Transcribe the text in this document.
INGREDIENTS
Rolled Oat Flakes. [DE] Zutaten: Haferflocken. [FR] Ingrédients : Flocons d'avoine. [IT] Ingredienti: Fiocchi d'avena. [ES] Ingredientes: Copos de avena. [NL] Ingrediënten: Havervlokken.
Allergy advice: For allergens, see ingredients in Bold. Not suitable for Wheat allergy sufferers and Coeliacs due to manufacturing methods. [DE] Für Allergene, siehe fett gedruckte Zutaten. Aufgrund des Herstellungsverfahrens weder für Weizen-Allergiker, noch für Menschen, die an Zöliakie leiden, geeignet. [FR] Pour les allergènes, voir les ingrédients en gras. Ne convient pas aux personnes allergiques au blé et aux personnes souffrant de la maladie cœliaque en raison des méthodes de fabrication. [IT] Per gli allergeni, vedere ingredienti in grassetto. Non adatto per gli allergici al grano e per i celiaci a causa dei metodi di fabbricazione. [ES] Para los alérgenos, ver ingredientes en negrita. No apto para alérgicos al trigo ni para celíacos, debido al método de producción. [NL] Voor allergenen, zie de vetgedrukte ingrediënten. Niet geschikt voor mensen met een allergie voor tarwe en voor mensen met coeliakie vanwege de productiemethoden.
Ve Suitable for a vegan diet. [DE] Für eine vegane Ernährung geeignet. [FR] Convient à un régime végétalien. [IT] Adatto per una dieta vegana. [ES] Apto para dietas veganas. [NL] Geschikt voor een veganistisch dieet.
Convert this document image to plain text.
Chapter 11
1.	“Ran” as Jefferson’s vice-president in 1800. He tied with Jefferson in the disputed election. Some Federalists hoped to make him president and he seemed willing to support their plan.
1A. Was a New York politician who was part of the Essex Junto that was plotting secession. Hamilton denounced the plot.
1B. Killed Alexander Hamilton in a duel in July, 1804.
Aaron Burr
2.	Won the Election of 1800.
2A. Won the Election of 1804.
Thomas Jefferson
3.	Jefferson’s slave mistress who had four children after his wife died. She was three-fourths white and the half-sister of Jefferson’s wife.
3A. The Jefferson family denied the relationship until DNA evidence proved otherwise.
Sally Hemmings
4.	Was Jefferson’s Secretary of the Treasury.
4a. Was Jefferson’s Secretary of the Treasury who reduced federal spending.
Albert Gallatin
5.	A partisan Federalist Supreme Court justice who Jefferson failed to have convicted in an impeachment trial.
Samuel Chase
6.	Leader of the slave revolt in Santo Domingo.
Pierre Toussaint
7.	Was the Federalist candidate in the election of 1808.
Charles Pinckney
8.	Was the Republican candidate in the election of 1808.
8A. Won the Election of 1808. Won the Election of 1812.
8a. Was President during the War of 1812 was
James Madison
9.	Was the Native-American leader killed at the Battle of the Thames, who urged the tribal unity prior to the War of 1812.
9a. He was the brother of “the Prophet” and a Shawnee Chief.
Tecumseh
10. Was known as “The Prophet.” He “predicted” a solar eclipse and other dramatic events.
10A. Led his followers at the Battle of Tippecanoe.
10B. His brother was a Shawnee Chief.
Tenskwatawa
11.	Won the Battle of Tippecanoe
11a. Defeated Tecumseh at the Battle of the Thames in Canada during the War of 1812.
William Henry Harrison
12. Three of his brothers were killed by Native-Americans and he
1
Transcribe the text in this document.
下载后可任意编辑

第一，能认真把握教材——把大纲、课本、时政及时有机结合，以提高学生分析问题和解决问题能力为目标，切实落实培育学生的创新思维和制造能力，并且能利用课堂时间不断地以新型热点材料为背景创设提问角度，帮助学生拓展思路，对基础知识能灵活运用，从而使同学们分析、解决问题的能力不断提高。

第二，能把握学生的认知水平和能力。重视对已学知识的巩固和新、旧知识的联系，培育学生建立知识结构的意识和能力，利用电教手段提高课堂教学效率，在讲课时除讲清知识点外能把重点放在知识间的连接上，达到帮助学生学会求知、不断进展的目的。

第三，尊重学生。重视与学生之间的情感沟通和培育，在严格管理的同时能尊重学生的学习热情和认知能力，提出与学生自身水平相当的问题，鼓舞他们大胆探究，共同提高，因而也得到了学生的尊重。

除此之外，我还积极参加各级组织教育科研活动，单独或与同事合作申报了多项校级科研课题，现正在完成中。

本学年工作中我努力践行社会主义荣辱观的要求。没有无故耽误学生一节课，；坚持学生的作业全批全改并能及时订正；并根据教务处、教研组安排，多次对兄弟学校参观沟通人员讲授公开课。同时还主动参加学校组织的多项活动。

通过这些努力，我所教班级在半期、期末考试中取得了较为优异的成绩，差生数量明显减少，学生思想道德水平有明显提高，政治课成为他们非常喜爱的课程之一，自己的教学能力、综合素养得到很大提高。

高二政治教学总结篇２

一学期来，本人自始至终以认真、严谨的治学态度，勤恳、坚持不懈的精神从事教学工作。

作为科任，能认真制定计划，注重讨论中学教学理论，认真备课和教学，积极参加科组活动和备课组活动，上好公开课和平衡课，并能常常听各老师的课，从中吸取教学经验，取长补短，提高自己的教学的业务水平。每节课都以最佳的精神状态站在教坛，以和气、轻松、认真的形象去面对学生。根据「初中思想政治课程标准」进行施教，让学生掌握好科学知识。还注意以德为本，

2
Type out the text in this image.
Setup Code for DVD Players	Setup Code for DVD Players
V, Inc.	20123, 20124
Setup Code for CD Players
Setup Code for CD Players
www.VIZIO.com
☆ ☆ ☆
To be done:
Retype every entry above, word for word.

Task answer:
Transcribe the text in this document.
INGREDIENTS
Rolled Oat Flakes. [DE] Zutaten: Haferflocken. [FR] Ingrédients : Flocons d'avoine. [IT] Ingredienti: Fiocchi d'avena. [ES] Ingredientes: Copos de avena. [NL] Ingrediënten: Havervlokken.
Allergy advice: For allergens, see ingredients in Bold. Not suitable for Wheat allergy sufferers and Coeliacs due to manufacturing methods. [DE] Für Allergene, siehe fett gedruckte Zutaten. Aufgrund des Herstellungsverfahrens weder für Weizen-Allergiker, noch für Menschen, die an Zöliakie leiden, geeignet. [FR] Pour les allergènes, voir les ingrédients en gras. Ne convient pas aux personnes allergiques au blé et aux personnes souffrant de la maladie cœliaque en raison des méthodes de fabrication. [IT] Per gli allergeni, vedere ingredienti in grassetto. Non adatto per gli allergici al grano e per i celiaci a causa dei metodi di fabbricazione. [ES] Para los alérgenos, ver ingredientes en negrita. No apto para alérgicos al trigo ni para celíacos, debido al método de producción. [NL] Voor allergenen, zie de vetgedrukte ingrediënten. Niet geschikt voor mensen met een allergie voor tarwe en voor mensen met coeliakie vanwege de productiemethoden.
Ve Suitable for a vegan diet. [DE] Für eine vegane Ernährung geeignet. [FR] Convient à un régime végétalien. [IT] Adatto per una dieta vegana. [ES] Apto para dietas veganas. [NL] Geschikt voor een veganistisch dieet.
Convert this document image to plain text.
Chapter 11
1.	“Ran” as Jefferson’s vice-president in 1800. He tied with Jefferson in the disputed election. Some Federalists hoped to make him president and he seemed willing to support their plan.
1A. Was a New York politician who was part of the Essex Junto that was plotting secession. Hamilton denounced the plot.
1B. Killed Alexander Hamilton in a duel in July, 1804.
Aaron Burr
2.	Won the Election of 1800.
2A. Won the Election of 1804.
Thomas Jefferson
3.	Jefferson’s slave mistress who had four children after his wife died. She was three-fourths white and the half-sister of Jefferson’s wife.
3A. The Jefferson family denied the relationship until DNA evidence proved otherwise.
Sally Hemmings
4.	Was Jefferson’s Secretary of the Treasury.
4a. Was Jefferson’s Secretary of the Treasury who reduced federal spending.
Albert Gallatin
5.	A partisan Federalist Supreme Court justice who Jefferson failed to have convicted in an impeachment trial.
Samuel Chase
6.	Leader of the slave revolt in Santo Domingo.
Pierre Toussaint
7.	Was the Federalist candidate in the election of 1808.
Charles Pinckney
8.	Was the Republican candidate in the election of 1808.
8A. Won the Election of 1808. Won the Election of 1812.
8a. Was President during the War of 1812 was
James Madison
9.	Was the Native-American leader killed at the Battle of the Thames, who urged the tribal unity prior to the War of 1812.
9a. He was the brother of “the Prophet” and a Shawnee Chief.
Tecumseh
10. Was known as “The Prophet.” He “predicted” a solar eclipse and other dramatic events.
10A. Led his followers at the Battle of Tippecanoe.
10B. His brother was a Shawnee Chief.
Tenskwatawa
11.	Won the Battle of Tippecanoe
11a. Defeated Tecumseh at the Battle of the Thames in Canada during the War of 1812.
William Henry Harrison
12. Three of his brothers were killed by Native-Americans and he
1
Transcribe the text in this document.
下载后可任意编辑

第一，能认真把握教材——把大纲、课本、时政及时有机结合，以提高学生分析问题和解决问题能力为目标，切实落实培育学生的创新思维和制造能力，并且能利用课堂时间不断地以新型热点材料为背景创设提问角度，帮助学生拓展思路，对基础知识能灵活运用，从而使同学们分析、解决问题的能力不断提高。

第二，能把握学生的认知水平和能力。重视对已学知识的巩固和新、旧知识的联系，培育学生建立知识结构的意识和能力，利用电教手段提高课堂教学效率，在讲课时除讲清知识点外能把重点放在知识间的连接上，达到帮助学生学会求知、不断进展的目的。

第三，尊重学生。重视与学生之间的情感沟通和培育，在严格管理的同时能尊重学生的学习热情和认知能力，提出与学生自身水平相当的问题，鼓舞他们大胆探究，共同提高，因而也得到了学生的尊重。

除此之外，我还积极参加各级组织教育科研活动，单独或与同事合作申报了多项校级科研课题，现正在完成中。

本学年工作中我努力践行社会主义荣辱观的要求。没有无故耽误学生一节课，；坚持学生的作业全批全改并能及时订正；并根据教务处、教研组安排，多次对兄弟学校参观沟通人员讲授公开课。同时还主动参加学校组织的多项活动。

通过这些努力，我所教班级在半期、期末考试中取得了较为优异的成绩，差生数量明显减少，学生思想道德水平有明显提高，政治课成为他们非常喜爱的课程之一，自己的教学能力、综合素养得到很大提高。

高二政治教学总结篇２

一学期来，本人自始至终以认真、严谨的治学态度，勤恳、坚持不懈的精神从事教学工作。

作为科任，能认真制定计划，注重讨论中学教学理论，认真备课和教学，积极参加科组活动和备课组活动，上好公开课和平衡课，并能常常听各老师的课，从中吸取教学经验，取长补短，提高自己的教学的业务水平。每节课都以最佳的精神状态站在教坛，以和气、轻松、认真的形象去面对学生。根据「初中思想政治课程标准」进行施教，让学生掌握好科学知识。还注意以德为本，

2
Type out the text in this image.
Setup Code for DVD Players	Setup Code for DVD Players
V, Inc.	20123, 20124
Setup Code for CD Players
Setup Code for CD Players
www.VIZIO.com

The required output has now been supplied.